> GOAL OF THE EXERCISE: Below are entries to be transcribed exactly; exclude the pictures from the copy.

Records excerpted from a collection:
☆ ☆ ☆ ☆

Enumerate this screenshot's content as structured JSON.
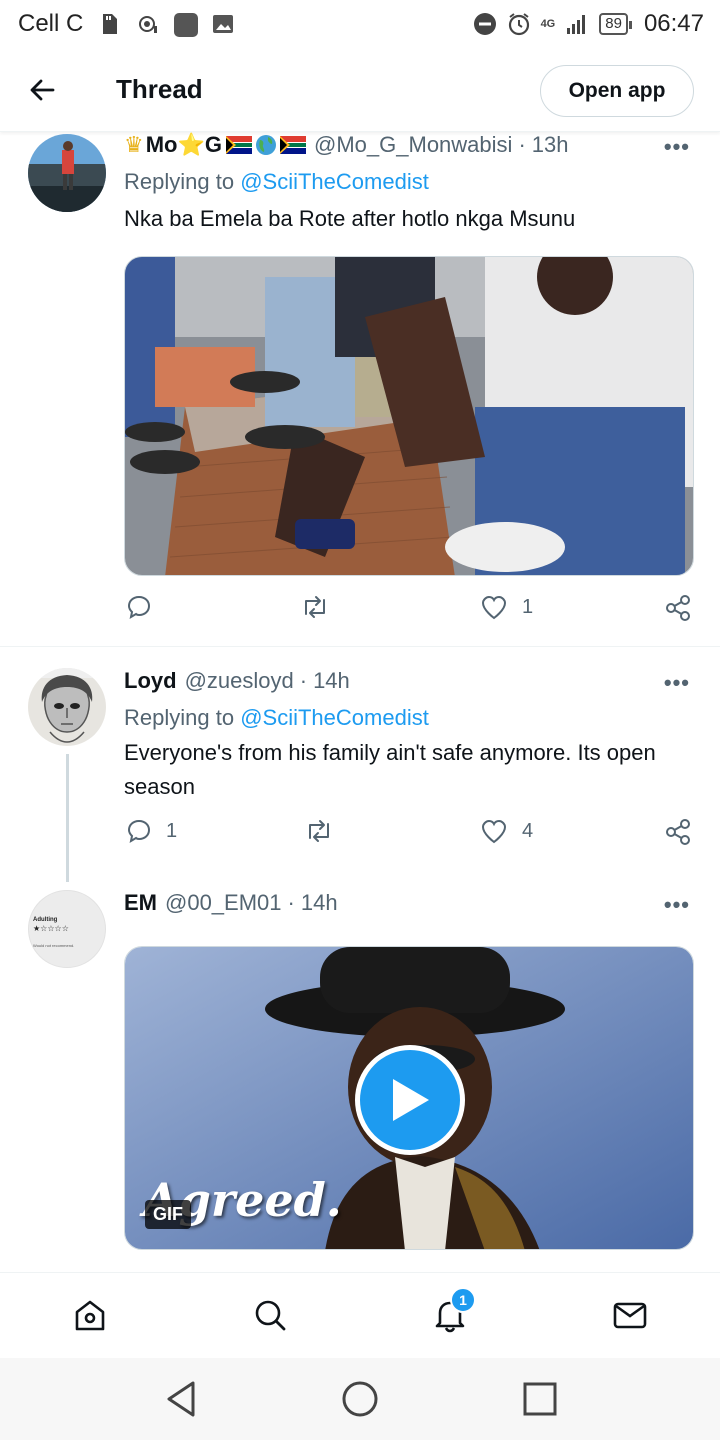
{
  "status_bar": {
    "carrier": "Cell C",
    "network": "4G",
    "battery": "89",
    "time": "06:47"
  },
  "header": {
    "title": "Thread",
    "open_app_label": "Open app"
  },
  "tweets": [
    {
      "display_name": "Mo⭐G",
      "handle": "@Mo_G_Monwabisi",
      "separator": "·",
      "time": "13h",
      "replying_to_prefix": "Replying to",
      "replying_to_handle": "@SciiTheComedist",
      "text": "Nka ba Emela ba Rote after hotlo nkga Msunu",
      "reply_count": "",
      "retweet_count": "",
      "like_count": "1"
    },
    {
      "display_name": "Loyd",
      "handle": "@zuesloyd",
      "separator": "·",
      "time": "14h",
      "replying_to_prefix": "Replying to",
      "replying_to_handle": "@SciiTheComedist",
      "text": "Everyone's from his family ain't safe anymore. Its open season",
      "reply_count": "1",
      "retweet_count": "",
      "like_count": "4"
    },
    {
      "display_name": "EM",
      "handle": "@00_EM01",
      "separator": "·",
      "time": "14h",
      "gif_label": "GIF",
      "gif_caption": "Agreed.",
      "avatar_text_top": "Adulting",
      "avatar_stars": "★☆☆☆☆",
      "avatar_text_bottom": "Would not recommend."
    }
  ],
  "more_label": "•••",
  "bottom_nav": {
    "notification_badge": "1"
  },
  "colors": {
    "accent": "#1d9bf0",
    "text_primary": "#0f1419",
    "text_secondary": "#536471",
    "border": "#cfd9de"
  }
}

☆ ☆ ☆ ☆

> SOLUTION TO THE EXERCISE:
Enumerate this screenshot's content as structured JSON.
{
  "status_bar": {
    "carrier": "Cell C",
    "network": "4G",
    "battery": "89",
    "time": "06:47"
  },
  "header": {
    "title": "Thread",
    "open_app_label": "Open app"
  },
  "tweets": [
    {
      "display_name": "Mo⭐G",
      "handle": "@Mo_G_Monwabisi",
      "separator": "·",
      "time": "13h",
      "replying_to_prefix": "Replying to",
      "replying_to_handle": "@SciiTheComedist",
      "text": "Nka ba Emela ba Rote after hotlo nkga Msunu",
      "reply_count": "",
      "retweet_count": "",
      "like_count": "1"
    },
    {
      "display_name": "Loyd",
      "handle": "@zuesloyd",
      "separator": "·",
      "time": "14h",
      "replying_to_prefix": "Replying to",
      "replying_to_handle": "@SciiTheComedist",
      "text": "Everyone's from his family ain't safe anymore. Its open season",
      "reply_count": "1",
      "retweet_count": "",
      "like_count": "4"
    },
    {
      "display_name": "EM",
      "handle": "@00_EM01",
      "separator": "·",
      "time": "14h",
      "gif_label": "GIF",
      "gif_caption": "Agreed.",
      "avatar_text_top": "Adulting",
      "avatar_stars": "★☆☆☆☆",
      "avatar_text_bottom": "Would not recommend."
    }
  ],
  "more_label": "•••",
  "bottom_nav": {
    "notification_badge": "1"
  },
  "colors": {
    "accent": "#1d9bf0",
    "text_primary": "#0f1419",
    "text_secondary": "#536471",
    "border": "#cfd9de"
  }
}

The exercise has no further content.